• To do
Write out all of the data without omission, exactly as shown.

***** Data provided *****

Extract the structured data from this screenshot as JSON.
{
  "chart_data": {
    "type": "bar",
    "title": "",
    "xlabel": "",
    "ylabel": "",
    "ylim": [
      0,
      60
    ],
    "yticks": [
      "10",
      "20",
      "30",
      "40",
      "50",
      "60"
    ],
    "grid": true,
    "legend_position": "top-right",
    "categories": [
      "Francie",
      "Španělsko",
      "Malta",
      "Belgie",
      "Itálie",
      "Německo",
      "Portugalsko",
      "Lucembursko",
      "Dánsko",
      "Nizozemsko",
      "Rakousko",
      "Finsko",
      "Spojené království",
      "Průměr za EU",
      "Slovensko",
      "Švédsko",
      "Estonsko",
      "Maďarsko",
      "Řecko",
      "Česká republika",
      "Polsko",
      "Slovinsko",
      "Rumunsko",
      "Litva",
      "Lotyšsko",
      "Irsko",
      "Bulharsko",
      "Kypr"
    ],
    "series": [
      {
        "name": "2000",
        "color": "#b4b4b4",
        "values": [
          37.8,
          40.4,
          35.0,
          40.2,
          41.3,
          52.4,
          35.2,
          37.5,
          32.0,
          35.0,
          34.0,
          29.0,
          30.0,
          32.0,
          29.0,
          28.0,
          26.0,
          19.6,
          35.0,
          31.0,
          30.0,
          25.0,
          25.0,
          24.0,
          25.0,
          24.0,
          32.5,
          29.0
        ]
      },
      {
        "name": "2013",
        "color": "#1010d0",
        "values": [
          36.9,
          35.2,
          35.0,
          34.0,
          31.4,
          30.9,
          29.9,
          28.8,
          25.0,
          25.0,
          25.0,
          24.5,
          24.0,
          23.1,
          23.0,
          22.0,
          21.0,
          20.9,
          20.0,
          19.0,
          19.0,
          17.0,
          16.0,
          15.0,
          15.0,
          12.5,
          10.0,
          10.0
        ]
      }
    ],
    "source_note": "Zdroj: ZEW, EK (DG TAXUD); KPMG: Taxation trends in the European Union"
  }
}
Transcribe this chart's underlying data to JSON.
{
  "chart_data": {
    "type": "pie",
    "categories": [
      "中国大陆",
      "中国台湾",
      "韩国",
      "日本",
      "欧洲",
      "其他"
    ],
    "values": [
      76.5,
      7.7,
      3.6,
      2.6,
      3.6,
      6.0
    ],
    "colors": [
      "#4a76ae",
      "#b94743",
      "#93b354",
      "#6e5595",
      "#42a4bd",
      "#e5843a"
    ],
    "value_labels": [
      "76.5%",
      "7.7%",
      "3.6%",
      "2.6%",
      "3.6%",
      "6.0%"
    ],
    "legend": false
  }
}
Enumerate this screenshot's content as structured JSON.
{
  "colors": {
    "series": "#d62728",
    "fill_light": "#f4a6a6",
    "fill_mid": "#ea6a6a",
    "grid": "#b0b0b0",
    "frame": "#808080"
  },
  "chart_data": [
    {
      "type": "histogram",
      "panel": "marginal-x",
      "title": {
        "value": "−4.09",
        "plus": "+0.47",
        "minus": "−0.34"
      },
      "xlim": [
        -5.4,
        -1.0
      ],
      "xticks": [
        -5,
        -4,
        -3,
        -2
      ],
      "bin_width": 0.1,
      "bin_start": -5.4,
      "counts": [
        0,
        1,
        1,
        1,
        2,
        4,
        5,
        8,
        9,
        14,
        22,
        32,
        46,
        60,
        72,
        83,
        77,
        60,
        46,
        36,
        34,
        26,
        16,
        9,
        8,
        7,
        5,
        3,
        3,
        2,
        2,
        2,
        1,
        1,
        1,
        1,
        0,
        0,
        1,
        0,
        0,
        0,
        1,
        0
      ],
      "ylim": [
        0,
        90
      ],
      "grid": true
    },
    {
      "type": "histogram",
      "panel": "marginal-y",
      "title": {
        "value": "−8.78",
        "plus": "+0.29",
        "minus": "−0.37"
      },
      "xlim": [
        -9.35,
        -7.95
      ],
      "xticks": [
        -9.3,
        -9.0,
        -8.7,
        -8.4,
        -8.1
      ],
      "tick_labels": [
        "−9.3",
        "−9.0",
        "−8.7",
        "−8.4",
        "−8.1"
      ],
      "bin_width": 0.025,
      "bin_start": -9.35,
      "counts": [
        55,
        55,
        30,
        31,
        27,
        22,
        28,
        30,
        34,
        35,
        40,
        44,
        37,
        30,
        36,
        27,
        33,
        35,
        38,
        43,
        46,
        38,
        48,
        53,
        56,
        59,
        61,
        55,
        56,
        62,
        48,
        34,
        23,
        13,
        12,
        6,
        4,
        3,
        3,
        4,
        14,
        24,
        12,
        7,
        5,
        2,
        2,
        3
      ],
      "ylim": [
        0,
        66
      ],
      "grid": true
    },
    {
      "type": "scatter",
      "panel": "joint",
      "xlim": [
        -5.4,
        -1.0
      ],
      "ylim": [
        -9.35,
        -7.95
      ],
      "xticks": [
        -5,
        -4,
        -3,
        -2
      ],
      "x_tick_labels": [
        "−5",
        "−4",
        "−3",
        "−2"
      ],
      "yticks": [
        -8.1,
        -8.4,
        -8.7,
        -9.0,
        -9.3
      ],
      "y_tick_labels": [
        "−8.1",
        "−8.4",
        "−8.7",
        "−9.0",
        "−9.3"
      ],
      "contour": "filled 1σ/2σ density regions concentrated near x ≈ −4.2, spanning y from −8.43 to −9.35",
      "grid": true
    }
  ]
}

*****

• Written response
Extract the structured data from this screenshot as JSON.
{
  "chart_data": {
    "type": "bar",
    "title": "",
    "xlabel": "",
    "ylabel": "",
    "ylim": [
      0,
      60
    ],
    "yticks": [
      "10",
      "20",
      "30",
      "40",
      "50",
      "60"
    ],
    "grid": true,
    "legend_position": "top-right",
    "categories": [
      "Francie",
      "Španělsko",
      "Malta",
      "Belgie",
      "Itálie",
      "Německo",
      "Portugalsko",
      "Lucembursko",
      "Dánsko",
      "Nizozemsko",
      "Rakousko",
      "Finsko",
      "Spojené království",
      "Průměr za EU",
      "Slovensko",
      "Švédsko",
      "Estonsko",
      "Maďarsko",
      "Řecko",
      "Česká republika",
      "Polsko",
      "Slovinsko",
      "Rumunsko",
      "Litva",
      "Lotyšsko",
      "Irsko",
      "Bulharsko",
      "Kypr"
    ],
    "series": [
      {
        "name": "2000",
        "color": "#b4b4b4",
        "values": [
          37.8,
          40.4,
          35.0,
          40.2,
          41.3,
          52.4,
          35.2,
          37.5,
          32.0,
          35.0,
          34.0,
          29.0,
          30.0,
          32.0,
          29.0,
          28.0,
          26.0,
          19.6,
          35.0,
          31.0,
          30.0,
          25.0,
          25.0,
          24.0,
          25.0,
          24.0,
          32.5,
          29.0
        ]
      },
      {
        "name": "2013",
        "color": "#1010d0",
        "values": [
          36.9,
          35.2,
          35.0,
          34.0,
          31.4,
          30.9,
          29.9,
          28.8,
          25.0,
          25.0,
          25.0,
          24.5,
          24.0,
          23.1,
          23.0,
          22.0,
          21.0,
          20.9,
          20.0,
          19.0,
          19.0,
          17.0,
          16.0,
          15.0,
          15.0,
          12.5,
          10.0,
          10.0
        ]
      }
    ],
    "source_note": "Zdroj: ZEW, EK (DG TAXUD); KPMG: Taxation trends in the European Union"
  }
}
Transcribe this chart's underlying data to JSON.
{
  "chart_data": {
    "type": "pie",
    "categories": [
      "中国大陆",
      "中国台湾",
      "韩国",
      "日本",
      "欧洲",
      "其他"
    ],
    "values": [
      76.5,
      7.7,
      3.6,
      2.6,
      3.6,
      6.0
    ],
    "colors": [
      "#4a76ae",
      "#b94743",
      "#93b354",
      "#6e5595",
      "#42a4bd",
      "#e5843a"
    ],
    "value_labels": [
      "76.5%",
      "7.7%",
      "3.6%",
      "2.6%",
      "3.6%",
      "6.0%"
    ],
    "legend": false
  }
}
Enumerate this screenshot's content as structured JSON.
{
  "colors": {
    "series": "#d62728",
    "fill_light": "#f4a6a6",
    "fill_mid": "#ea6a6a",
    "grid": "#b0b0b0",
    "frame": "#808080"
  },
  "chart_data": [
    {
      "type": "histogram",
      "panel": "marginal-x",
      "title": {
        "value": "−4.09",
        "plus": "+0.47",
        "minus": "−0.34"
      },
      "xlim": [
        -5.4,
        -1.0
      ],
      "xticks": [
        -5,
        -4,
        -3,
        -2
      ],
      "bin_width": 0.1,
      "bin_start": -5.4,
      "counts": [
        0,
        1,
        1,
        1,
        2,
        4,
        5,
        8,
        9,
        14,
        22,
        32,
        46,
        60,
        72,
        83,
        77,
        60,
        46,
        36,
        34,
        26,
        16,
        9,
        8,
        7,
        5,
        3,
        3,
        2,
        2,
        2,
        1,
        1,
        1,
        1,
        0,
        0,
        1,
        0,
        0,
        0,
        1,
        0
      ],
      "ylim": [
        0,
        90
      ],
      "grid": true
    },
    {
      "type": "histogram",
      "panel": "marginal-y",
      "title": {
        "value": "−8.78",
        "plus": "+0.29",
        "minus": "−0.37"
      },
      "xlim": [
        -9.35,
        -7.95
      ],
      "xticks": [
        -9.3,
        -9.0,
        -8.7,
        -8.4,
        -8.1
      ],
      "tick_labels": [
        "−9.3",
        "−9.0",
        "−8.7",
        "−8.4",
        "−8.1"
      ],
      "bin_width": 0.025,
      "bin_start": -9.35,
      "counts": [
        55,
        55,
        30,
        31,
        27,
        22,
        28,
        30,
        34,
        35,
        40,
        44,
        37,
        30,
        36,
        27,
        33,
        35,
        38,
        43,
        46,
        38,
        48,
        53,
        56,
        59,
        61,
        55,
        56,
        62,
        48,
        34,
        23,
        13,
        12,
        6,
        4,
        3,
        3,
        4,
        14,
        24,
        12,
        7,
        5,
        2,
        2,
        3
      ],
      "ylim": [
        0,
        66
      ],
      "grid": true
    },
    {
      "type": "scatter",
      "panel": "joint",
      "xlim": [
        -5.4,
        -1.0
      ],
      "ylim": [
        -9.35,
        -7.95
      ],
      "xticks": [
        -5,
        -4,
        -3,
        -2
      ],
      "x_tick_labels": [
        "−5",
        "−4",
        "−3",
        "−2"
      ],
      "yticks": [
        -8.1,
        -8.4,
        -8.7,
        -9.0,
        -9.3
      ],
      "y_tick_labels": [
        "−8.1",
        "−8.4",
        "−8.7",
        "−9.0",
        "−9.3"
      ],
      "contour": "filled 1σ/2σ density regions concentrated near x ≈ −4.2, spanning y from −8.43 to −9.35",
      "grid": true
    }
  ]
}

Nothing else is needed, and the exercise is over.